#### PROBLEM DESCRIPTION
From the records below, pull each line that has "Sources".
::::
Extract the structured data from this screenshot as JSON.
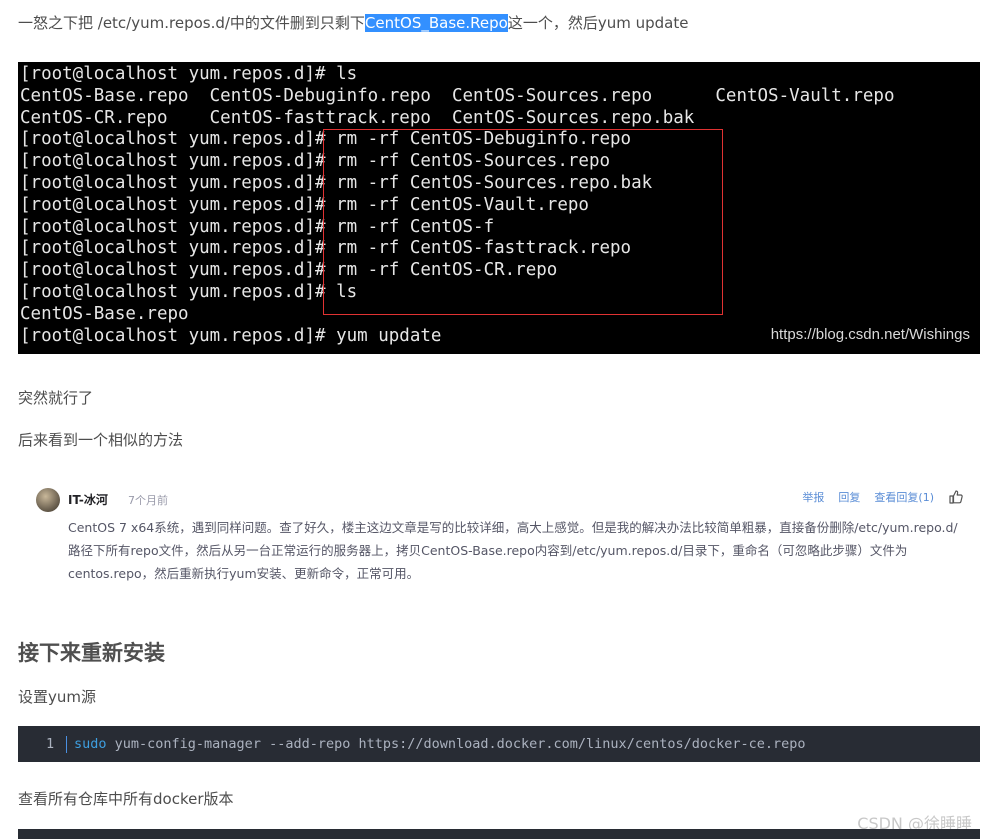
{
  "intro": {
    "before": "一怒之下把 /etc/yum.repos.d/中的文件删到只剩下",
    "highlight": "CentOS_Base.Repo",
    "after": "这一个，然后yum update"
  },
  "terminal": {
    "lines": [
      "[root@localhost yum.repos.d]# ls",
      "CentOS-Base.repo  CentOS-Debuginfo.repo  CentOS-Sources.repo      CentOS-Vault.repo",
      "CentOS-CR.repo    CentOS-fasttrack.repo  CentOS-Sources.repo.bak",
      "[root@localhost yum.repos.d]# rm -rf CentOS-Debuginfo.repo",
      "[root@localhost yum.repos.d]# rm -rf CentOS-Sources.repo",
      "[root@localhost yum.repos.d]# rm -rf CentOS-Sources.repo.bak",
      "[root@localhost yum.repos.d]# rm -rf CentOS-Vault.repo",
      "[root@localhost yum.repos.d]# rm -rf CentOS-f",
      "[root@localhost yum.repos.d]# rm -rf CentOS-fasttrack.repo",
      "[root@localhost yum.repos.d]# rm -rf CentOS-CR.repo",
      "[root@localhost yum.repos.d]# ls",
      "CentOS-Base.repo",
      "[root@localhost yum.repos.d]# yum update"
    ],
    "watermark": "https://blog.csdn.net/Wishings"
  },
  "para1": "突然就行了",
  "para2": "后来看到一个相似的方法",
  "comment": {
    "user": "IT-冰河",
    "time": "7个月前",
    "actions": {
      "report": "举报",
      "reply": "回复",
      "view_replies": "查看回复(1)"
    },
    "body": "CentOS 7 x64系统，遇到同样问题。查了好久，楼主这边文章是写的比较详细，高大上感觉。但是我的解决办法比较简单粗暴，直接备份删除/etc/yum.repo.d/路径下所有repo文件，然后从另一台正常运行的服务器上，拷贝CentOS-Base.repo内容到/etc/yum.repos.d/目录下，重命名（可忽略此步骤）文件为centos.repo，然后重新执行yum安装、更新命令，正常可用。"
  },
  "section_title": "接下来重新安装",
  "para3": "设置yum源",
  "code1": {
    "line_number": "1",
    "keyword": "sudo",
    "rest": " yum-config-manager --add-repo https://download.docker.com/linux/centos/docker-ce.repo"
  },
  "para4": "查看所有仓库中所有docker版本",
  "footer_watermark": "CSDN @徐睡睡",
  "colors": {
    "highlight": "#3390ff",
    "terminal_bg": "#000000",
    "code_bg": "#282c34",
    "link": "#5a8dd6",
    "red_box": "#e03232"
  }
}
::::
#### CORRECT ANSWER
      "CentOS-Base.repo  CentOS-Debuginfo.repo  CentOS-Sources.repo      CentOS-Vault.repo",
      "CentOS-CR.repo    CentOS-fasttrack.repo  CentOS-Sources.repo.bak",
      "[root@localhost yum.repos.d]# rm -rf CentOS-Sources.repo",
      "[root@localhost yum.repos.d]# rm -rf CentOS-Sources.repo.bak",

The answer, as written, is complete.